Saved entries
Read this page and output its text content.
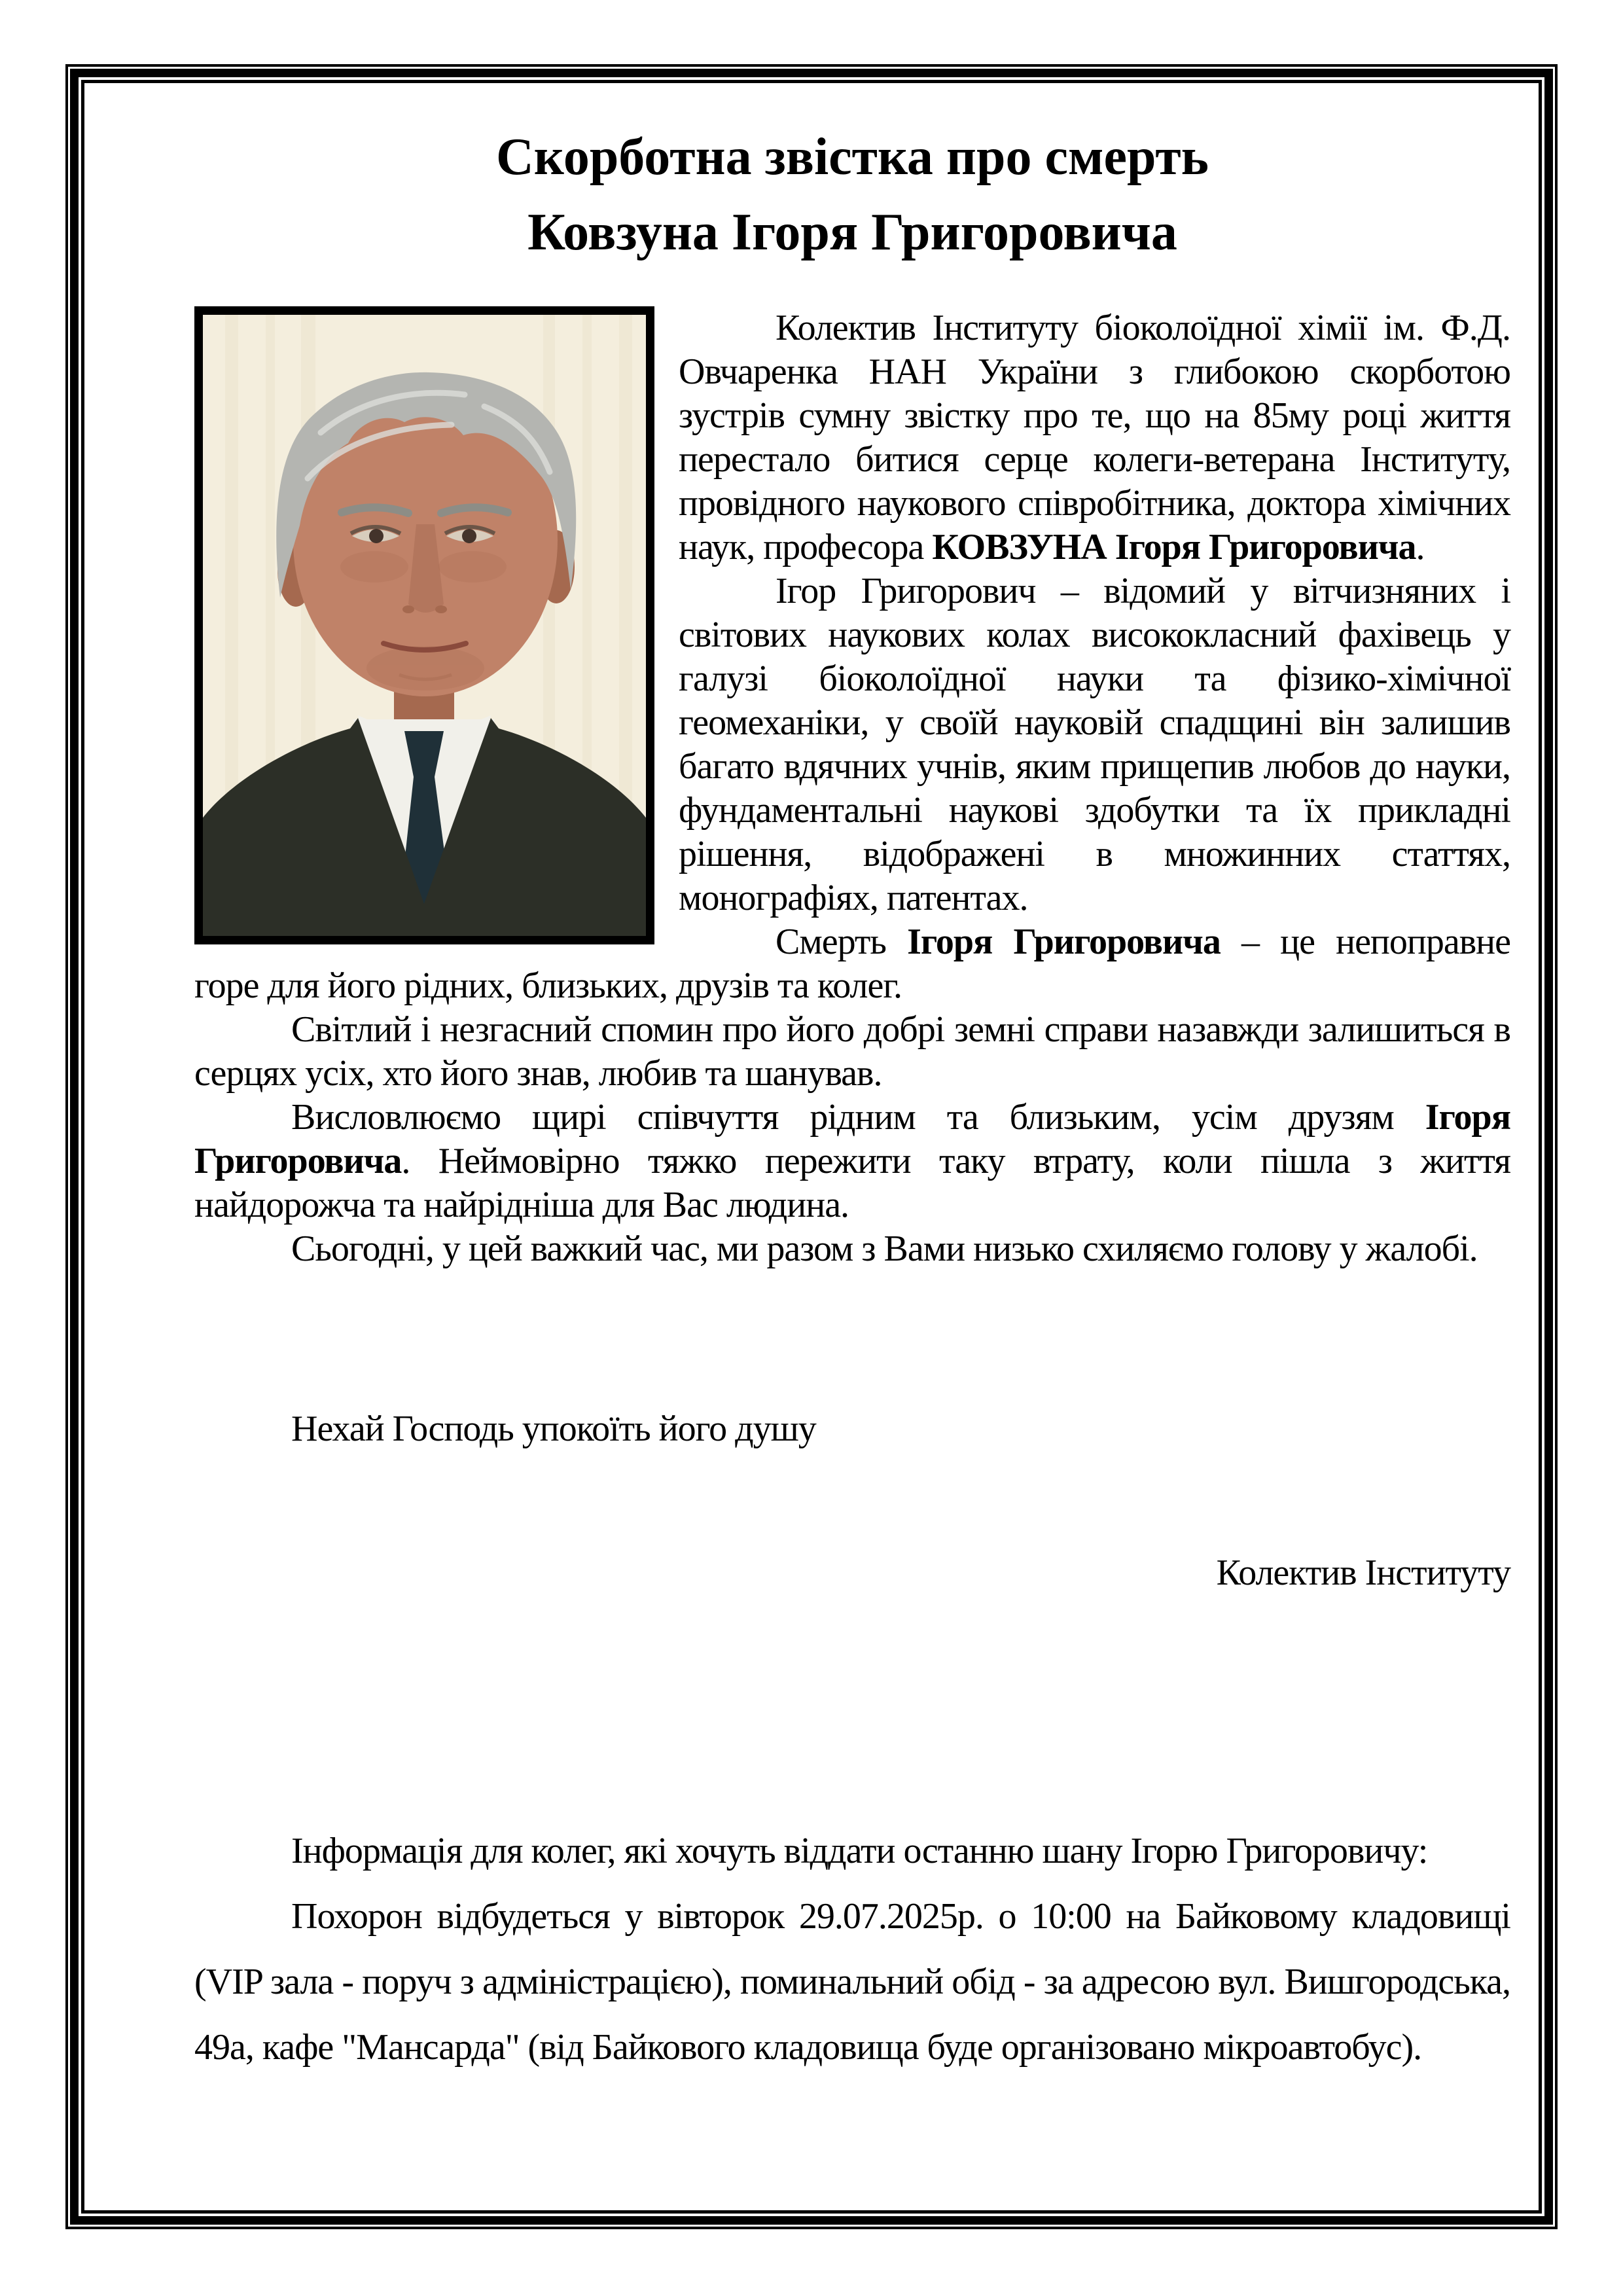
Скорботна звістка про смерть
Ковзуна Ігоря Григоровича

Колектив Інституту біоколоїдної хімії ім. Ф.Д. Овчаренка НАН України з глибокою скорботою зустрів сумну звістку про те, що на 85му році життя перестало битися серце колеги-ветерана Інституту, провідного наукового співробітника, доктора хімічних наук, професора КОВЗУНА Ігоря Григоровича.

Ігор Григорович – відомий у вітчизняних і світових наукових колах висококласний фахівець у галузі біоколоїдної науки та фізико-хімічної геомеханіки, у своїй науковій спадщині він залишив багато вдячних учнів, яким прищепив любов до науки, фундаментальні наукові здобутки та їх прикладні рішення, відображені в множинних статтях, монографіях, патентах.

Смерть Ігоря Григоровича – це непоправне горе для його рідних, близьких, друзів та колег.

Світлий і незгасний спомин про його добрі земні справи назавжди залишиться в серцях усіх, хто його знав, любив та шанував.

Висловлюємо щирі співчуття рідним та близьким, усім друзям Ігоря Григоровича. Неймовірно тяжко пережити таку втрату, коли пішла з життя найдорожча та найрідніша для Вас людина.

Сьогодні, у цей важкий час, ми разом з Вами низько схиляємо голову у жалобі.

Нехай Господь упокоїть його душу

Колектив Інституту

Інформація для колег, які хочуть віддати останню шану Ігорю Григоровичу:

Похорон відбудеться у вівторок 29.07.2025р. о 10:00 на Байковому кладовищі (VIP зала - поруч з адміністрацією), поминальний обід - за адресою вул. Вишгородська, 49а, кафе "Мансарда" (від Байкового кладовища буде організовано мікроавтобус).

INSTRUCTIONS TO FOLLOW – What is the number of lines in the listing that contain the string "Григоровича"? Reply with that number alone.

THE REPLY – 4